=== Source passage ===

Political movements tend to be united by what they oppose, rather than any positive things they stand for. Today the political left unite against a universal enemy, which they name “neoliberalism”. The word is bandied about much as “socialism” is by the political right. But what is it? And is it a useful descriptive term? I believe it is, but that the left is muddled by what it is and is not.
According to Wikipedia neoliberalism started its life in the 1930s as a middle path between classical liberalism on the one hand, and the state planning ideologies of fascism and communism on the other. Classical liberalism advocated a minimal state, and, in practice, a world in which big capitalist corporations could thrive. It was widely blamed for the economic catastrophe that followed 1929 in capitalist economies. Neoliberalism stood for something called a “social market”, backed by a strong state. Nowadays, the left make no real distinction between classical liberalism and neoliberalism. This speech by Susan George in 1999, and posted recently on Facebook by a friend, illustrates this quite well – a lot of what she rails at should in fact be defined as classical liberalism. This is interesting, and not necessarily wrong. Neoliberal ideas have provided cover for a lot of classical liberal ideas – and neoliberals have seen state socialism as their main enemy, rather than unfettered capitalism.

===

Short problem 1: Retype the listing verbatim, from its first line through the line containing "50, 260, 76]", inclusive.
Short problem 2: Extend the passage on neoliberalism, picking up after its last sentence.

=== Data for the task ===

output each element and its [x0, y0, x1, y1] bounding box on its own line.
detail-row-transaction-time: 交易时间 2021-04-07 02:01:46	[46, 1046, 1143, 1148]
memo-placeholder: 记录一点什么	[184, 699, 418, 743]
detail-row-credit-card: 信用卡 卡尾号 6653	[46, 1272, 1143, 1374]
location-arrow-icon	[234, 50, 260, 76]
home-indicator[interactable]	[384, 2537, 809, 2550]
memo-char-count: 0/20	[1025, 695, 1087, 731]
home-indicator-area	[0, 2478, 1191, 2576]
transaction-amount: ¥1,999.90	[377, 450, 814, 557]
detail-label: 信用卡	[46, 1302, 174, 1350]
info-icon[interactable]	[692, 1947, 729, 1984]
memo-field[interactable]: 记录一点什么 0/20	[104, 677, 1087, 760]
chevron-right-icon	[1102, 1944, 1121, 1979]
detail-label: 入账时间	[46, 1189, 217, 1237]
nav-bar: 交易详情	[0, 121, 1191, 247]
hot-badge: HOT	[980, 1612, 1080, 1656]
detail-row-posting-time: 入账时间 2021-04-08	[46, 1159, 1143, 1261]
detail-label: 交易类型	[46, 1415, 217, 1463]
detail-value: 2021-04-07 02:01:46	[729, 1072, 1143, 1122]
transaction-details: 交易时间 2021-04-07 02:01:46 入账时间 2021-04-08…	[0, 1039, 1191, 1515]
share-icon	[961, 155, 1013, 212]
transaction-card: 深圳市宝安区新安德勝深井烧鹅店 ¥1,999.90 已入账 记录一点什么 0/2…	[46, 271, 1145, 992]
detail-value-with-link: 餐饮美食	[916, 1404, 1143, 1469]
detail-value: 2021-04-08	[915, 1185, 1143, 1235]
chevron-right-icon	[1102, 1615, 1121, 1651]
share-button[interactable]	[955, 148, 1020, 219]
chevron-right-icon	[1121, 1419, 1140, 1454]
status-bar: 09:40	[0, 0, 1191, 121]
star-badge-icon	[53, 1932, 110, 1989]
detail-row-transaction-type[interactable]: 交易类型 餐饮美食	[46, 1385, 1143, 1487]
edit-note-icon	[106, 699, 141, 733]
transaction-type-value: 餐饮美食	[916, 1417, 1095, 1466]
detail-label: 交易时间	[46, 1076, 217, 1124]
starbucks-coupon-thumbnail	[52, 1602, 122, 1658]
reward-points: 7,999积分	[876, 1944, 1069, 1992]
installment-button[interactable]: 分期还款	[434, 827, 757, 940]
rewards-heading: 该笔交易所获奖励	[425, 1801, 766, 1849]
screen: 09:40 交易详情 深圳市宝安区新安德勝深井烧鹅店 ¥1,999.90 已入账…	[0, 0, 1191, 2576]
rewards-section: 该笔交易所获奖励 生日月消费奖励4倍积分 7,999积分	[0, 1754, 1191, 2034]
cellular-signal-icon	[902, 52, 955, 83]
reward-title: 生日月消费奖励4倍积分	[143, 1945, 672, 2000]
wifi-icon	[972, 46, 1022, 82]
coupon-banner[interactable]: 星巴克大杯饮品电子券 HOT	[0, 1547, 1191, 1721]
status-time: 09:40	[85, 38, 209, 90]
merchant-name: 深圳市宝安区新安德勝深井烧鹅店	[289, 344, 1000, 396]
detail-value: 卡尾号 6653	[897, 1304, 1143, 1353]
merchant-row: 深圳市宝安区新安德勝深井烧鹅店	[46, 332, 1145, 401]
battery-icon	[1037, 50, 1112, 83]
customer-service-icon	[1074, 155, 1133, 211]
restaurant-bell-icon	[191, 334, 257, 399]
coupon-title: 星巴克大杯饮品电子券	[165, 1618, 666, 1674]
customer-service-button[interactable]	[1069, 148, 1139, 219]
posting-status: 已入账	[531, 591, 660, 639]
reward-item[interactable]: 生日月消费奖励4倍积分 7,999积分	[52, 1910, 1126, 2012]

===

Output 1:
output each element and its [x0, y0, x1, y1] bounding box on its own line.
detail-row-transaction-time: 交易时间 2021-04-07 02:01:46	[46, 1046, 1143, 1148]
memo-placeholder: 记录一点什么	[184, 699, 418, 743]
detail-row-credit-card: 信用卡 卡尾号 6653	[46, 1272, 1143, 1374]
location-arrow-icon	[234, 50, 260, 76]

Output 2:
I think it is best to understand neoliberalism in terms of three core ideas:
- Markets are an unbeatable information exchange. Markets are idolised, because they are seen as the most efficient possible way of reconciling the masses of information that modern societies require to keep moving. This idea of the market as an information exchange, famously advanced by Freidrich Hayek, is a very powerful one, and an advance on the rather abstracted ideas of classical economists.
- People respond to incentives. Pretty much all human behaviour, good or bad, can be understood as a response to external incentives. This is often developed into the idea of all people being independent agents rationally responding to the opportunities around them according to a set of pre-defined preferences – often referred to as homus economicus. However, the idea is deeper and stronger than this theoretically convenient way of looking at things.
- Direct state management is inefficient. This actually follows from the previous two ideas, but takes on a life of its own in the minds of its followers. The state is incapable of processing information about people’s wants and needs with the efficiency of a market; the state’s officers generally respond to their personal incentives, often simply to secure a stable and easy job. Result: gross inefficiency. When any of the known theoretical weaknesses of markets are presented to neoliberal advocates, their response is often to accept them, but to point out that to try and solve them through a state managed solution would make things even worse.
There is a general view, supported by Ms George’s speech, that neoliberalism took hold in the 1980s, under Britain’s Margaret Thatcher and America’s Ronald Reagan’s political leadership, and the economist Milton Freidman providing theoretical heft. From these beginnings it developed into an orthodoxy across the developed world that, according to the left, still grips the political establishment today. The financial crisis of 2007-09 has not drained it of power, as the left thinks it should have done.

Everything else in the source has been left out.